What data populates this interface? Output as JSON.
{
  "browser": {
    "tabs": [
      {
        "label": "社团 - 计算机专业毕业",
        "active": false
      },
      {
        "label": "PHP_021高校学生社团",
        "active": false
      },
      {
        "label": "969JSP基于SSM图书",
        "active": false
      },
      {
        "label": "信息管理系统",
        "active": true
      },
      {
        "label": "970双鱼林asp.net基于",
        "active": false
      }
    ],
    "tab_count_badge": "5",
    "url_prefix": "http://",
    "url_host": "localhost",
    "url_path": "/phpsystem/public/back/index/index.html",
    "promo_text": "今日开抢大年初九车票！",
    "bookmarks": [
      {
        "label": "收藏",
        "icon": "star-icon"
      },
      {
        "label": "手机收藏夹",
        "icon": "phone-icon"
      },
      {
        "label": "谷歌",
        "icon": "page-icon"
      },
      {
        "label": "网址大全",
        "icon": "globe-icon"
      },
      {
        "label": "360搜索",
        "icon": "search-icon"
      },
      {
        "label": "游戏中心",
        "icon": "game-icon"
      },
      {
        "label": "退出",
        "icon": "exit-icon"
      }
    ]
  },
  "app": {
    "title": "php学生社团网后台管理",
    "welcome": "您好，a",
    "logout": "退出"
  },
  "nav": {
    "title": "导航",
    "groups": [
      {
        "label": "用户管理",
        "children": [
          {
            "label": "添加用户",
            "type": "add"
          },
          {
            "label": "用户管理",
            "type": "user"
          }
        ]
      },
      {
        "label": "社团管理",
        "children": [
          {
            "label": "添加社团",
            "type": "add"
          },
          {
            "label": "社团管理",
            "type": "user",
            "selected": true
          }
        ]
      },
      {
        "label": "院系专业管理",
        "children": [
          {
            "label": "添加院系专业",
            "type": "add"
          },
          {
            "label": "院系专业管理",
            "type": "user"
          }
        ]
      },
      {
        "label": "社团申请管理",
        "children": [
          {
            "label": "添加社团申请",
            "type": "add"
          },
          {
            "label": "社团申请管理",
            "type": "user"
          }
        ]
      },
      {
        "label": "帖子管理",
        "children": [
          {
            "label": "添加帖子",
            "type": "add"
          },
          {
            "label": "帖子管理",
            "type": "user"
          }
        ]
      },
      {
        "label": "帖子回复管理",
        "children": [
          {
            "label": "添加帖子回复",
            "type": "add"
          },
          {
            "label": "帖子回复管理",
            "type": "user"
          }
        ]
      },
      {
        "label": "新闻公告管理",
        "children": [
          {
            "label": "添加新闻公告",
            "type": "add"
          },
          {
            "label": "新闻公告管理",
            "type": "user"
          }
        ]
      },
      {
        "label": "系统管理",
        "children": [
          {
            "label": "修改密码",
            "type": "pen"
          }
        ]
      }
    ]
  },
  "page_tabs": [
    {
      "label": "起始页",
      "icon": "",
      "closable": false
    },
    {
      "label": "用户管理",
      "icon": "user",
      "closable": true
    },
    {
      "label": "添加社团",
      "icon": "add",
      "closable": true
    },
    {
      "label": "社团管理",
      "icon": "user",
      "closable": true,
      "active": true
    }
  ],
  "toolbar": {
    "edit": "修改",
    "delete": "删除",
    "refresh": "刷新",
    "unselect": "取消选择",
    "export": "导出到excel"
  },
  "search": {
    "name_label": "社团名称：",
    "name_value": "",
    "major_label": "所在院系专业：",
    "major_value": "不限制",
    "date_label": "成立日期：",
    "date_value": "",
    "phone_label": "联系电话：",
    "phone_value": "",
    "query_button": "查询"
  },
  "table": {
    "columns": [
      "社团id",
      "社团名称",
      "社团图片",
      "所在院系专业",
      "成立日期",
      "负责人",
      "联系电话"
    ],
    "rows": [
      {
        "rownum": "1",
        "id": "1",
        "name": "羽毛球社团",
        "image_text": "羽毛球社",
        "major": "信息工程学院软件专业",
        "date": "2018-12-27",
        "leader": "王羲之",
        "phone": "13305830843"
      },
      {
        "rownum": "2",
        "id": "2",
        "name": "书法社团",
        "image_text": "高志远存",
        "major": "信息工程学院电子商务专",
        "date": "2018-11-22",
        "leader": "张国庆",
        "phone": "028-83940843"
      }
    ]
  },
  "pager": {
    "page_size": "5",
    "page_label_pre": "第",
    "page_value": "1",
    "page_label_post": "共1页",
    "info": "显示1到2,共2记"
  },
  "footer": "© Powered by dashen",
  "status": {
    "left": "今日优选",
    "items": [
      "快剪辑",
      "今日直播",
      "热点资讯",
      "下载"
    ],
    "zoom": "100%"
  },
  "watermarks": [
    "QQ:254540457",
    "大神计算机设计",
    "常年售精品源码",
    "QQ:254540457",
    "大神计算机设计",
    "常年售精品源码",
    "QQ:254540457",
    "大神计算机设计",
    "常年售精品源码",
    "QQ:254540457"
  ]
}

*Exercise objective:* Reproduce the records above exactly as they appear.

*Written response:*
What data populates this interface? Output as JSON.
{
  "browser": {
    "tabs": [
      {
        "label": "社团 - 计算机专业毕业",
        "active": false
      },
      {
        "label": "PHP_021高校学生社团",
        "active": false
      },
      {
        "label": "969JSP基于SSM图书",
        "active": false
      },
      {
        "label": "信息管理系统",
        "active": true
      },
      {
        "label": "970双鱼林asp.net基于",
        "active": false
      }
    ],
    "tab_count_badge": "5",
    "url_prefix": "http://",
    "url_host": "localhost",
    "url_path": "/phpsystem/public/back/index/index.html",
    "promo_text": "今日开抢大年初九车票！",
    "bookmarks": [
      {
        "label": "收藏",
        "icon": "star-icon"
      },
      {
        "label": "手机收藏夹",
        "icon": "phone-icon"
      },
      {
        "label": "谷歌",
        "icon": "page-icon"
      },
      {
        "label": "网址大全",
        "icon": "globe-icon"
      },
      {
        "label": "360搜索",
        "icon": "search-icon"
      },
      {
        "label": "游戏中心",
        "icon": "game-icon"
      },
      {
        "label": "退出",
        "icon": "exit-icon"
      }
    ]
  },
  "app": {
    "title": "php学生社团网后台管理",
    "welcome": "您好，a",
    "logout": "退出"
  },
  "nav": {
    "title": "导航",
    "groups": [
      {
        "label": "用户管理",
        "children": [
          {
            "label": "添加用户",
            "type": "add"
          },
          {
            "label": "用户管理",
            "type": "user"
          }
        ]
      },
      {
        "label": "社团管理",
        "children": [
          {
            "label": "添加社团",
            "type": "add"
          },
          {
            "label": "社团管理",
            "type": "user",
            "selected": true
          }
        ]
      },
      {
        "label": "院系专业管理",
        "children": [
          {
            "label": "添加院系专业",
            "type": "add"
          },
          {
            "label": "院系专业管理",
            "type": "user"
          }
        ]
      },
      {
        "label": "社团申请管理",
        "children": [
          {
            "label": "添加社团申请",
            "type": "add"
          },
          {
            "label": "社团申请管理",
            "type": "user"
          }
        ]
      },
      {
        "label": "帖子管理",
        "children": [
          {
            "label": "添加帖子",
            "type": "add"
          },
          {
            "label": "帖子管理",
            "type": "user"
          }
        ]
      },
      {
        "label": "帖子回复管理",
        "children": [
          {
            "label": "添加帖子回复",
            "type": "add"
          },
          {
            "label": "帖子回复管理",
            "type": "user"
          }
        ]
      },
      {
        "label": "新闻公告管理",
        "children": [
          {
            "label": "添加新闻公告",
            "type": "add"
          },
          {
            "label": "新闻公告管理",
            "type": "user"
          }
        ]
      },
      {
        "label": "系统管理",
        "children": [
          {
            "label": "修改密码",
            "type": "pen"
          }
        ]
      }
    ]
  },
  "page_tabs": [
    {
      "label": "起始页",
      "icon": "",
      "closable": false
    },
    {
      "label": "用户管理",
      "icon": "user",
      "closable": true
    },
    {
      "label": "添加社团",
      "icon": "add",
      "closable": true
    },
    {
      "label": "社团管理",
      "icon": "user",
      "closable": true,
      "active": true
    }
  ],
  "toolbar": {
    "edit": "修改",
    "delete": "删除",
    "refresh": "刷新",
    "unselect": "取消选择",
    "export": "导出到excel"
  },
  "search": {
    "name_label": "社团名称：",
    "name_value": "",
    "major_label": "所在院系专业：",
    "major_value": "不限制",
    "date_label": "成立日期：",
    "date_value": "",
    "phone_label": "联系电话：",
    "phone_value": "",
    "query_button": "查询"
  },
  "table": {
    "columns": [
      "社团id",
      "社团名称",
      "社团图片",
      "所在院系专业",
      "成立日期",
      "负责人",
      "联系电话"
    ],
    "rows": [
      {
        "rownum": "1",
        "id": "1",
        "name": "羽毛球社团",
        "image_text": "羽毛球社",
        "major": "信息工程学院软件专业",
        "date": "2018-12-27",
        "leader": "王羲之",
        "phone": "13305830843"
      },
      {
        "rownum": "2",
        "id": "2",
        "name": "书法社团",
        "image_text": "高志远存",
        "major": "信息工程学院电子商务专",
        "date": "2018-11-22",
        "leader": "张国庆",
        "phone": "028-83940843"
      }
    ]
  },
  "pager": {
    "page_size": "5",
    "page_label_pre": "第",
    "page_value": "1",
    "page_label_post": "共1页",
    "info": "显示1到2,共2记"
  },
  "footer": "© Powered by dashen",
  "status": {
    "left": "今日优选",
    "items": [
      "快剪辑",
      "今日直播",
      "热点资讯",
      "下载"
    ],
    "zoom": "100%"
  },
  "watermarks": [
    "QQ:254540457",
    "大神计算机设计",
    "常年售精品源码",
    "QQ:254540457",
    "大神计算机设计",
    "常年售精品源码",
    "QQ:254540457",
    "大神计算机设计",
    "常年售精品源码",
    "QQ:254540457"
  ]
}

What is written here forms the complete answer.